__Exercise description__.
Lines containing the string "이어졌다" are to be counted; report the total by itself.

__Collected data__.

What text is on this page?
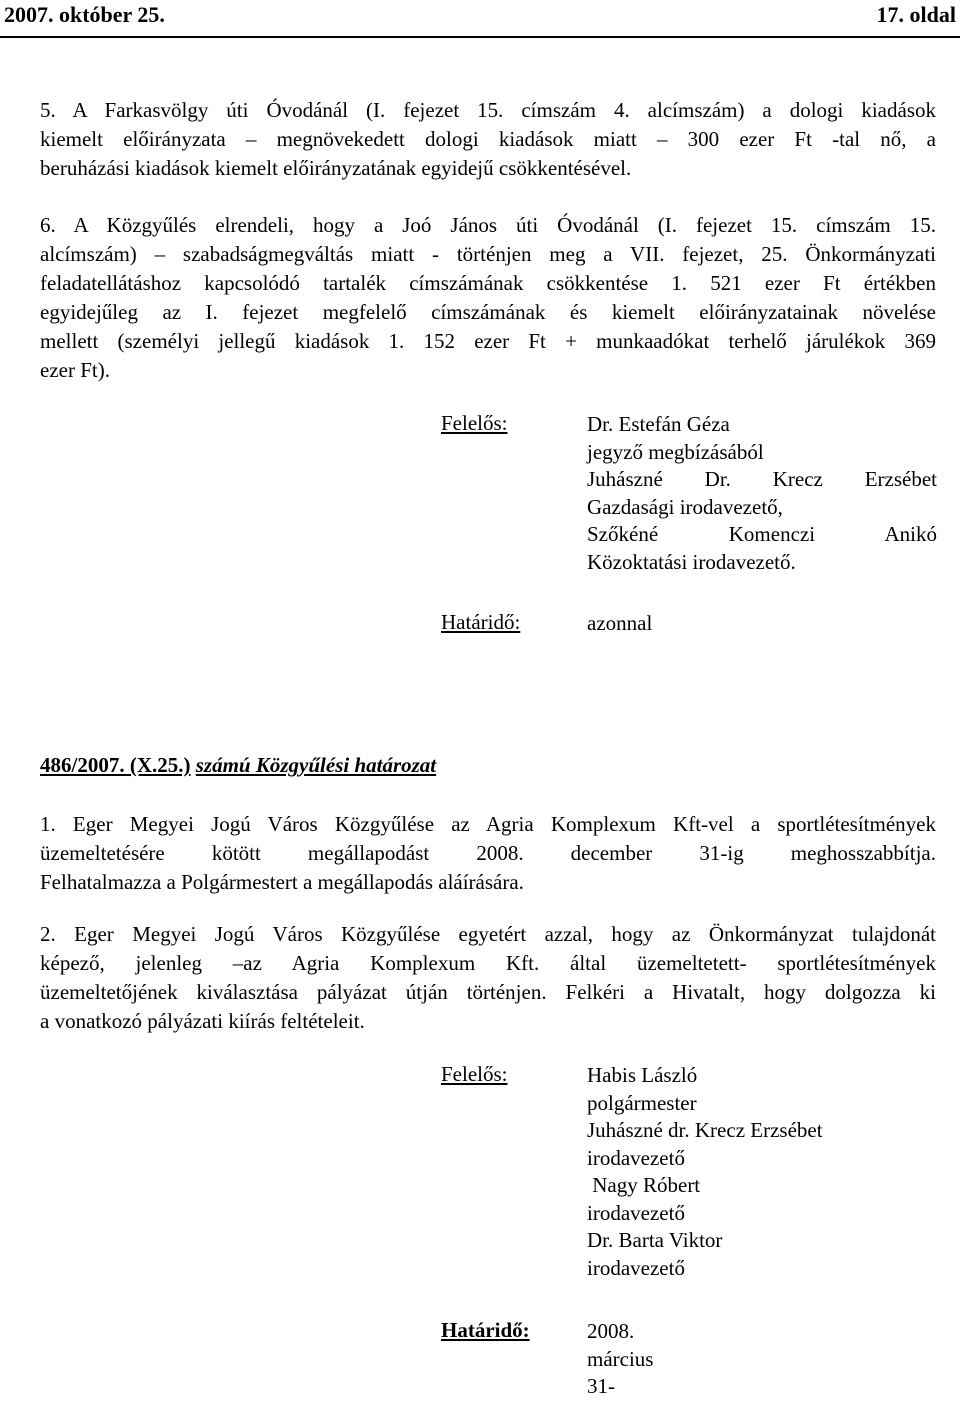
2007. október 25.	17. oldal
5. A Farkasvölgy úti Óvodánál (I. fejezet 15. címszám 4. alcímszám) a dologi kiadások
kiemelt előirányzata – megnövekedett dologi kiadások miatt – 300 ezer Ft -tal nő, a
beruházási kiadások kiemelt előirányzatának egyidejű csökkentésével.
6. A Közgyűlés elrendeli, hogy a Joó János úti Óvodánál (I. fejezet 15. címszám 15.
alcímszám) – szabadságmegváltás miatt - történjen meg a VII. fejezet, 25. Önkormányzati
feladatellátáshoz kapcsolódó tartalék címszámának csökkentése 1. 521 ezer Ft értékben
egyidejűleg az I. fejezet megfelelő címszámának és kiemelt előirányzatainak növelése
mellett (személyi jellegű kiadások 1. 152 ezer Ft + munkaadókat terhelő járulékok 369
ezer Ft).
Felelős:	Dr. Estefán Géza
jegyző megbízásából
Juhászné Dr. Krecz Erzsébet
Gazdasági irodavezető,
Szőkéné Komenczi Anikó
Közoktatási irodavezető.
Határidő:	azonnal
486/2007. (X.25.) számú Közgyűlési határozat
1. Eger Megyei Jogú Város Közgyűlése az Agria Komplexum Kft-vel a sportlétesítmények
üzemeltetésére kötött megállapodást 2008. december 31-ig meghosszabbítja.
Felhatalmazza a Polgármestert a megállapodás aláírására.
2. Eger Megyei Jogú Város Közgyűlése egyetért azzal, hogy az Önkormányzat tulajdonát
képező, jelenleg –az Agria Komplexum Kft. által üzemeltetett- sportlétesítmények
üzemeltetőjének kiválasztása pályázat útján történjen. Felkéri a Hivatalt, hogy dolgozza ki
a vonatkozó pályázati kiírás feltételeit.
Felelős:	Habis László
polgármester
Juhászné dr. Krecz Erzsébet
irodavezető
Nagy Róbert
irodavezető
Dr. Barta Viktor
irodavezető
Határidő:	2008. március 31-
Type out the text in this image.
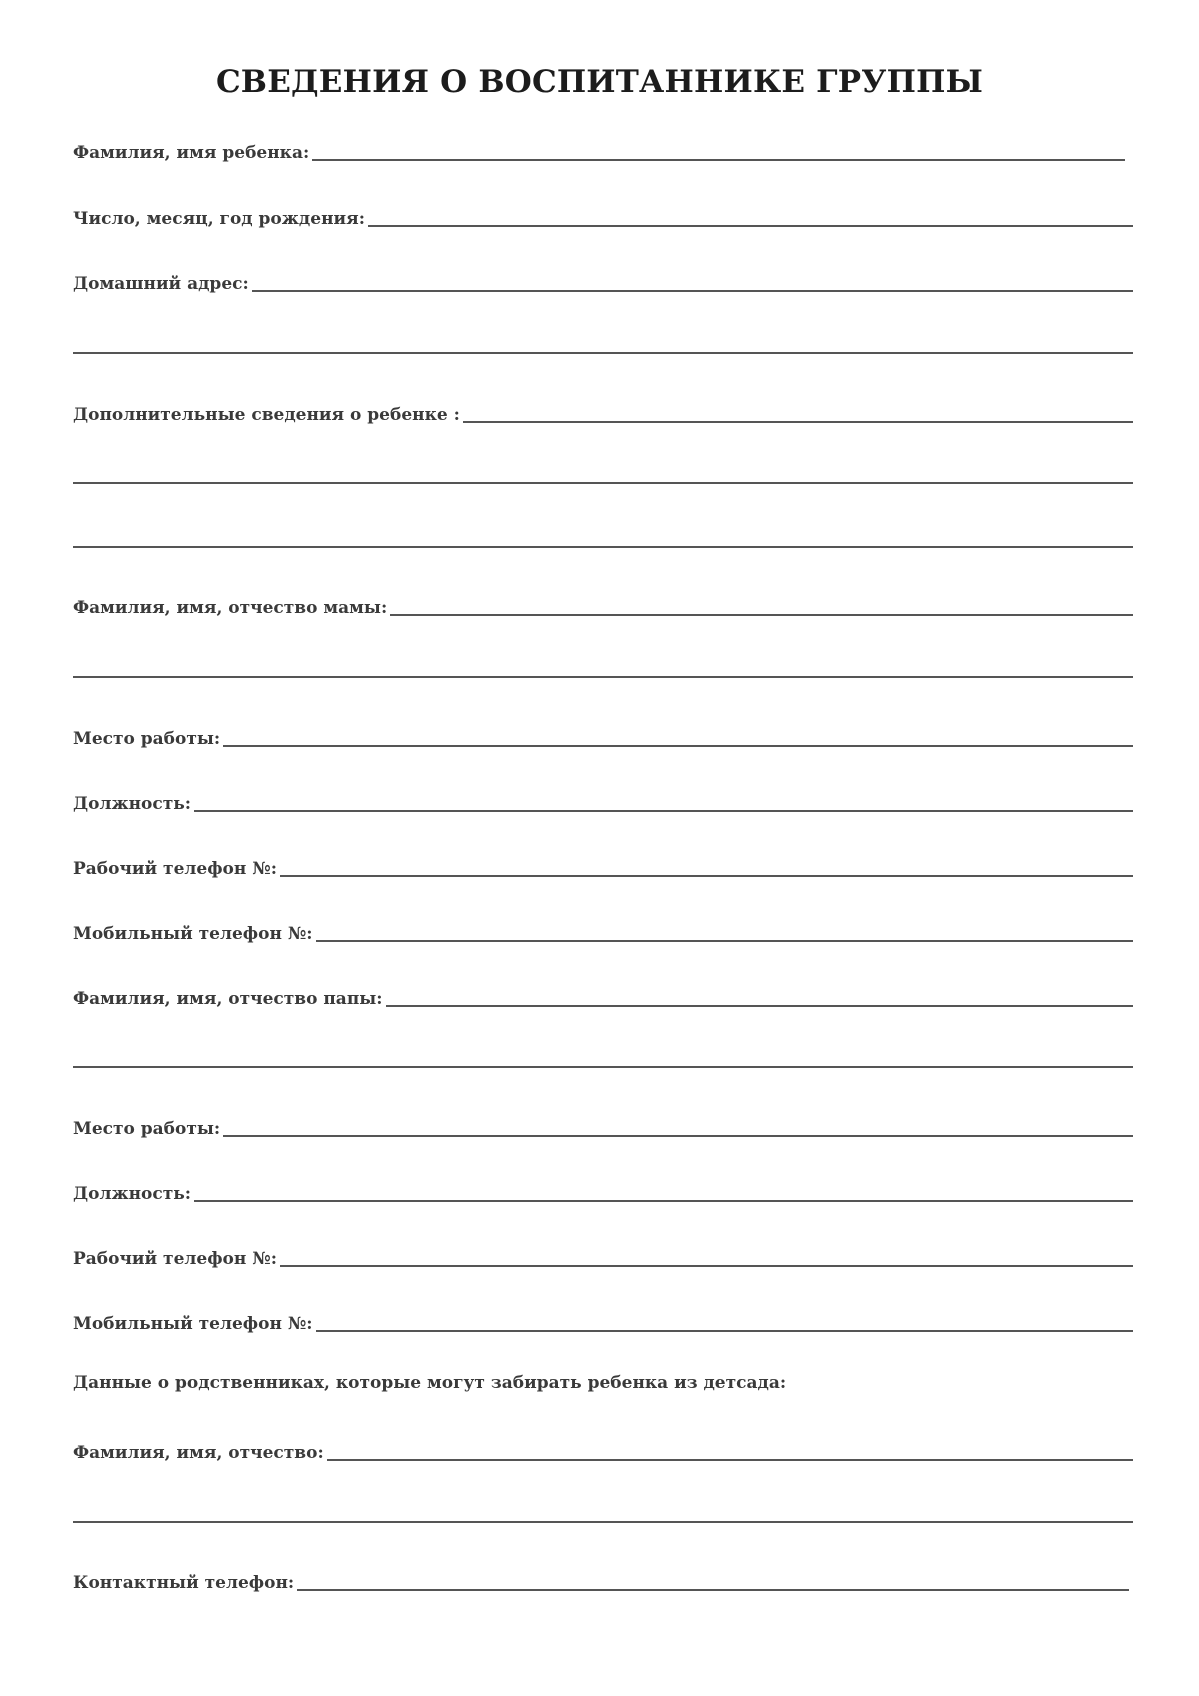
СВЕДЕНИЯ О ВОСПИТАННИКЕ ГРУППЫ
Фамилия, имя ребенка:
Число, месяц, год рождения:
Домашний адрес:
Дополнительные сведения о ребенке :
Фамилия, имя, отчество мамы:
Место работы:
Должность:
Рабочий телефон №:
Мобильный телефон №:
Фамилия, имя, отчество папы:
Место работы:
Должность:
Рабочий телефон №:
Мобильный телефон №:
Данные о родственниках, которые могут забирать ребенка из детсада:
Фамилия, имя, отчество:
Контактный телефон:
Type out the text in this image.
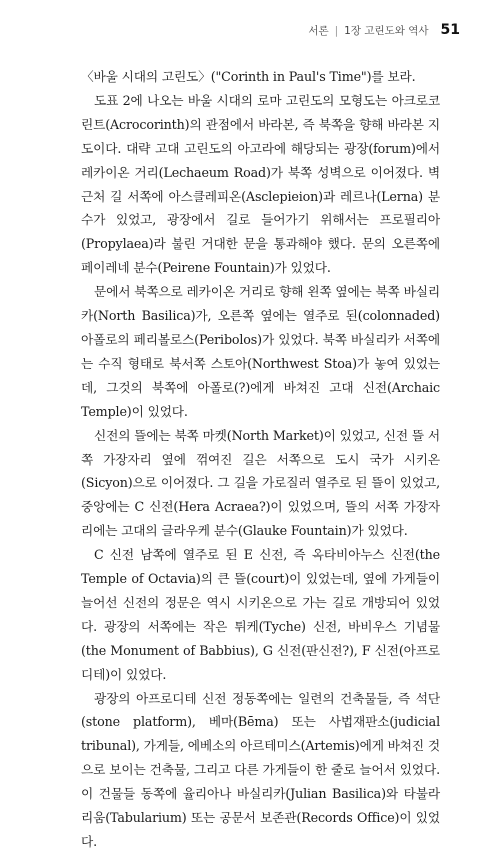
서론 | 1장 고린도와 역사 51

〈바울 시대의 고린도〉("Corinth in Paul's Time")를 보라.

도표 2에 나오는 바울 시대의 로마 고린도의 모형도는 아크로코린트(Acrocorinth)의 관점에서 바라본, 즉 북쪽을 향해 바라본 지도이다. 대략 고대 고린도의 아고라에 해당되는 광장(forum)에서 레카이온 거리(Lechaeum Road)가 북쪽 성벽으로 이어졌다. 벽 근처 길 서쪽에 아스클레피온(Asclepieion)과 레르나(Lerna) 분수가 있었고, 광장에서 길로 들어가기 위해서는 프로필리아(Propylaea)라 불린 거대한 문을 통과해야 했다. 문의 오른쪽에 페이레네 분수(Peirene Fountain)가 있었다.

문에서 북쪽으로 레카이온 거리로 향해 왼쪽 옆에는 북쪽 바실리카(North Basilica)가, 오른쪽 옆에는 열주로 된(colonnaded) 아폴로의 페리볼로스(Peribolos)가 있었다. 북쪽 바실리카 서쪽에는 수직 형태로 북서쪽 스토아(Northwest Stoa)가 놓여 있었는데, 그것의 북쪽에 아폴로(?)에게 바쳐진 고대 신전(Archaic Temple)이 있었다.

신전의 뜰에는 북쪽 마켓(North Market)이 있었고, 신전 뜰 서쪽 가장자리 옆에 꺾여진 길은 서쪽으로 도시 국가 시키온(Sicyon)으로 이어졌다. 그 길을 가로질러 열주로 된 뜰이 있었고, 중앙에는 C 신전(Hera Acraea?)이 있었으며, 뜰의 서쪽 가장자리에는 고대의 글라우케 분수(Glauke Fountain)가 있었다.

C 신전 남쪽에 열주로 된 E 신전, 즉 옥타비아누스 신전(the Temple of Octavia)의 큰 뜰(court)이 있었는데, 옆에 가게들이 늘어선 신전의 정문은 역시 시키온으로 가는 길로 개방되어 있었다. 광장의 서쪽에는 작은 튀케(Tyche) 신전, 바비우스 기념물(the Monument of Babbius), G 신전(판신전?), F 신전(아프로디테)이 있었다.

광장의 아프로디테 신전 정동쪽에는 일련의 건축물들, 즉 석단(stone platform), 베마(Bēma) 또는 사법재판소(judicial tribunal), 가게들, 에베소의 아르테미스(Artemis)에게 바쳐진 것으로 보이는 건축물, 그리고 다른 가게들이 한 줄로 늘어서 있었다. 이 건물들 동쪽에 율리아나 바실리카(Julian Basilica)와 타불라리움(Tabularium) 또는 공문서 보존관(Records Office)이 있었다.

__Result of this task__.
2